> _Stated problem_
Below are some records; return each one exactly.
▼▼▼
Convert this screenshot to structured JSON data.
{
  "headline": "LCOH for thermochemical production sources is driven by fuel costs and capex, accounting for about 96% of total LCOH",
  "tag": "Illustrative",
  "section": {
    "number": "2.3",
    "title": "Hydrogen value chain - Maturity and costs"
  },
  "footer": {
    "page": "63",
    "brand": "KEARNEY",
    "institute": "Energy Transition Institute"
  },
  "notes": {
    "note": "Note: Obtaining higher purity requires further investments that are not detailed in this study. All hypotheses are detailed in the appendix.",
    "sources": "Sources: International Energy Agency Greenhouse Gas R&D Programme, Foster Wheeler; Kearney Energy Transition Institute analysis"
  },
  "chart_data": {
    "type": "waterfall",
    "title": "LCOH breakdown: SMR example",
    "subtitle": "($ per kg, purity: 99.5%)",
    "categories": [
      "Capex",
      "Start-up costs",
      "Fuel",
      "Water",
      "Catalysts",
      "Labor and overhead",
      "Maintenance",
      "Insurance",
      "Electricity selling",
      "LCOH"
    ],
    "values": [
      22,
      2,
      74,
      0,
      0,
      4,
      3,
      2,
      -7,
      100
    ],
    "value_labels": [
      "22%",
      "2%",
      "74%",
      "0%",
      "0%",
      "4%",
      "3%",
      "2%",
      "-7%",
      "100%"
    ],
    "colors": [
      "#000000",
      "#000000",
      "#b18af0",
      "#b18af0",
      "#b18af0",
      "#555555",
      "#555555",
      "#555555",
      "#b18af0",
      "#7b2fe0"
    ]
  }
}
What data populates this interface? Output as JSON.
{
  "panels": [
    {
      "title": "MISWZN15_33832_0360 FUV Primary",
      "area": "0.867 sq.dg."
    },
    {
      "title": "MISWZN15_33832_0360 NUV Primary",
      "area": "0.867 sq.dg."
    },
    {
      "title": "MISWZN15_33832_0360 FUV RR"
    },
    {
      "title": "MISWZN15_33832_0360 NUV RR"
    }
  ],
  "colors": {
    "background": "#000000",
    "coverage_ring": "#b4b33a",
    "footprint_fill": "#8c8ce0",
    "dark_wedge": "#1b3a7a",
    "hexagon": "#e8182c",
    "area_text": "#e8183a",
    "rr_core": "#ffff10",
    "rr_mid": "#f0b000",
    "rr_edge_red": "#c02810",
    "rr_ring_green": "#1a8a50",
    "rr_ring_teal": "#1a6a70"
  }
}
▲▲▲
> _Worked solution_
Convert this screenshot to structured JSON data.
{
  "headline": "LCOH for thermochemical production sources is driven by fuel costs and capex, accounting for about 96% of total LCOH",
  "tag": "Illustrative",
  "section": {
    "number": "2.3",
    "title": "Hydrogen value chain - Maturity and costs"
  },
  "footer": {
    "page": "63",
    "brand": "KEARNEY",
    "institute": "Energy Transition Institute"
  },
  "notes": {
    "note": "Note: Obtaining higher purity requires further investments that are not detailed in this study. All hypotheses are detailed in the appendix.",
    "sources": "Sources: International Energy Agency Greenhouse Gas R&D Programme, Foster Wheeler; Kearney Energy Transition Institute analysis"
  },
  "chart_data": {
    "type": "waterfall",
    "title": "LCOH breakdown: SMR example",
    "subtitle": "($ per kg, purity: 99.5%)",
    "categories": [
      "Capex",
      "Start-up costs",
      "Fuel",
      "Water",
      "Catalysts",
      "Labor and overhead",
      "Maintenance",
      "Insurance",
      "Electricity selling",
      "LCOH"
    ],
    "values": [
      22,
      2,
      74,
      0,
      0,
      4,
      3,
      2,
      -7,
      100
    ],
    "value_labels": [
      "22%",
      "2%",
      "74%",
      "0%",
      "0%",
      "4%",
      "3%",
      "2%",
      "-7%",
      "100%"
    ],
    "colors": [
      "#000000",
      "#000000",
      "#b18af0",
      "#b18af0",
      "#b18af0",
      "#555555",
      "#555555",
      "#555555",
      "#b18af0",
      "#7b2fe0"
    ]
  }
}
What data populates this interface? Output as JSON.
{
  "panels": [
    {
      "title": "MISWZN15_33832_0360 FUV Primary",
      "area": "0.867 sq.dg."
    },
    {
      "title": "MISWZN15_33832_0360 NUV Primary",
      "area": "0.867 sq.dg."
    },
    {
      "title": "MISWZN15_33832_0360 FUV RR"
    },
    {
      "title": "MISWZN15_33832_0360 NUV RR"
    }
  ],
  "colors": {
    "background": "#000000",
    "coverage_ring": "#b4b33a",
    "footprint_fill": "#8c8ce0",
    "dark_wedge": "#1b3a7a",
    "hexagon": "#e8182c",
    "area_text": "#e8183a",
    "rr_core": "#ffff10",
    "rr_mid": "#f0b000",
    "rr_edge_red": "#c02810",
    "rr_ring_green": "#1a8a50",
    "rr_ring_teal": "#1a6a70"
  }
}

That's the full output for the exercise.